* start Dataset extract *

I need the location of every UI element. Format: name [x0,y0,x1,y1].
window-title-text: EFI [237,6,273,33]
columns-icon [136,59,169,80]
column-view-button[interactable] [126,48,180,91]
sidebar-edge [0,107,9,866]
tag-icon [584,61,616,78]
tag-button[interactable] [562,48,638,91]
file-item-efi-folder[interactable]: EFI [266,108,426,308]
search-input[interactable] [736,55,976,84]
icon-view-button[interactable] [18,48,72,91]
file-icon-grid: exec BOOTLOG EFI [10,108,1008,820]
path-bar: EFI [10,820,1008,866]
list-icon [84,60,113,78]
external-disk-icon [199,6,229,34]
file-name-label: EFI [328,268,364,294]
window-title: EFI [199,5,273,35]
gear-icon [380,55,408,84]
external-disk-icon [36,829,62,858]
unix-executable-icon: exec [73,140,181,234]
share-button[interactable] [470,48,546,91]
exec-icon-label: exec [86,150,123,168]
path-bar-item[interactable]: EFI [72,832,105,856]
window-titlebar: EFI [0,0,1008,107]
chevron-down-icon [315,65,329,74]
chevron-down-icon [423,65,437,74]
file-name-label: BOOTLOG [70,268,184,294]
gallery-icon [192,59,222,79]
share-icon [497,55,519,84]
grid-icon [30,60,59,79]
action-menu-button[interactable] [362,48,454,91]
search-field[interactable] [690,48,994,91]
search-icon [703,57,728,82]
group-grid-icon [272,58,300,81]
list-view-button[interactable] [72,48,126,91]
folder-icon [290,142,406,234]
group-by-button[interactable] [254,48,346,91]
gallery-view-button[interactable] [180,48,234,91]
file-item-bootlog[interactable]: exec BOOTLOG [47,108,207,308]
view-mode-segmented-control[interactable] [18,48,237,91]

* end Dataset extract *

Problem description: Can you rewrite the records from their first line through the line containing "tag-icon [584,61,616,78]" as a numbered list, with any blank lines left out?

Worked solution:
1. I need the location of every UI element. Format: name [x0,y0,x1,y1].
2. window-title-text: EFI [237,6,273,33]
3. columns-icon [136,59,169,80]
4. column-view-button[interactable] [126,48,180,91]
5. sidebar-edge [0,107,9,866]
6. tag-icon [584,61,616,78]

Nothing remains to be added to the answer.